WORK TO COMPLETE
Count every line that has the word "Voltar". Give the number, without anything more.

Dataset entries
-*-

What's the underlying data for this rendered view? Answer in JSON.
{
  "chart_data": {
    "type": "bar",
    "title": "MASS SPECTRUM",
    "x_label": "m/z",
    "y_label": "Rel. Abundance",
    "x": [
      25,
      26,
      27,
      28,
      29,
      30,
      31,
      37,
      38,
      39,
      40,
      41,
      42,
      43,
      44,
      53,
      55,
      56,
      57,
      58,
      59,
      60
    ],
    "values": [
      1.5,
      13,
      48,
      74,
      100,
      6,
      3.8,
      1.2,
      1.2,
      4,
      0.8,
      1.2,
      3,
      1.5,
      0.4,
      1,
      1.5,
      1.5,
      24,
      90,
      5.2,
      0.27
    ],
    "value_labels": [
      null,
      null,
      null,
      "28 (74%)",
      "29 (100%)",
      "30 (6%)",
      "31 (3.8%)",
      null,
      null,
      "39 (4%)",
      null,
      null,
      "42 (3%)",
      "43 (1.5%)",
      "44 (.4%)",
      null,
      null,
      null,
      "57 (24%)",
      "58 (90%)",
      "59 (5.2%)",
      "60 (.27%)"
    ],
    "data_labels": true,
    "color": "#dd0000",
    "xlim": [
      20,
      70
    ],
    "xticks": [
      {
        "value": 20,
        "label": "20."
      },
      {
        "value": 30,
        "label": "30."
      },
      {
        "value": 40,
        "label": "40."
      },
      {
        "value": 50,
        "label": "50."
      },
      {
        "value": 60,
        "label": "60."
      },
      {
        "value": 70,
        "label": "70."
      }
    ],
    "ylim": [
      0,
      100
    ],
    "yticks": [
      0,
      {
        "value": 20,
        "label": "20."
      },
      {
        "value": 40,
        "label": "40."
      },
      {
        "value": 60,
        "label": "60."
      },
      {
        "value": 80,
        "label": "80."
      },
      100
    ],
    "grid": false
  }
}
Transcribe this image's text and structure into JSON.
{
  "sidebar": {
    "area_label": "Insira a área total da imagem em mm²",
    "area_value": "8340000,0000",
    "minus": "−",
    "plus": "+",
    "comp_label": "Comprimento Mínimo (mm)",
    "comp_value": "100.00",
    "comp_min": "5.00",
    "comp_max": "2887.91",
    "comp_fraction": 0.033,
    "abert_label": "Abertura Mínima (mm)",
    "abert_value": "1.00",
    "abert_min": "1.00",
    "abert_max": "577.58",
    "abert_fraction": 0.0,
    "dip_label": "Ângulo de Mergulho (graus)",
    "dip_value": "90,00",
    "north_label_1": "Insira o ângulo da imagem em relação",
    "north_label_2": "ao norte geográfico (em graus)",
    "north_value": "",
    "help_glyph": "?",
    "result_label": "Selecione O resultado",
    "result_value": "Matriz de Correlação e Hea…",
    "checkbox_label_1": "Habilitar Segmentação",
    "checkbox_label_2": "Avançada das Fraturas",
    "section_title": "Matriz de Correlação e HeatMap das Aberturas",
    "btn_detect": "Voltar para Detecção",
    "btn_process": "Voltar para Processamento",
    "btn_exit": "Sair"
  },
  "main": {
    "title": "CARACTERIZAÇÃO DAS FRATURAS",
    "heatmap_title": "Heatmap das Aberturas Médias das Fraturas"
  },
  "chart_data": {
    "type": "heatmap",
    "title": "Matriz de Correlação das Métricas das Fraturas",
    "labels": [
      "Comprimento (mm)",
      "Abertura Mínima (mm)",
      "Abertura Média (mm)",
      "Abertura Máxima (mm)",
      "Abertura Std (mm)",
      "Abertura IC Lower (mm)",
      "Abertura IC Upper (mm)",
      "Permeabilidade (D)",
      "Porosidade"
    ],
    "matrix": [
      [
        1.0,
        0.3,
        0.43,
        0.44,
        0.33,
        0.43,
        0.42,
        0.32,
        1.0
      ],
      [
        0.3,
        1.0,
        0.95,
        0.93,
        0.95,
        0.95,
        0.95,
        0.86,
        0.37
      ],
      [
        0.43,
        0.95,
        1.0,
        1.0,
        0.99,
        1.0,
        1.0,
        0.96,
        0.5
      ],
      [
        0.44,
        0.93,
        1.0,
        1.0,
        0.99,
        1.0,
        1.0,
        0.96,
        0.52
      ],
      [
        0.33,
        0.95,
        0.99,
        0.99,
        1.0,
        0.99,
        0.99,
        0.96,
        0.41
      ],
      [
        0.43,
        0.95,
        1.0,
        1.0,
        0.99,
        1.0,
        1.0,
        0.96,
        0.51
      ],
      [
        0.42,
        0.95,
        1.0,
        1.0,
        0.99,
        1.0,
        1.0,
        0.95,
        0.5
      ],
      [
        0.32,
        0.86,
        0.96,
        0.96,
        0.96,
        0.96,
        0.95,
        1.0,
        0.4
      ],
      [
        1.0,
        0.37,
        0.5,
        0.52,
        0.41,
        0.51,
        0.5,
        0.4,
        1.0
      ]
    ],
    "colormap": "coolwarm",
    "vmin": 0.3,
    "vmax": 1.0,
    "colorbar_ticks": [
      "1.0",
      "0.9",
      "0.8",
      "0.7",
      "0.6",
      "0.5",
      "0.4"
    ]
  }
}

-*-

IN RESPONSE
2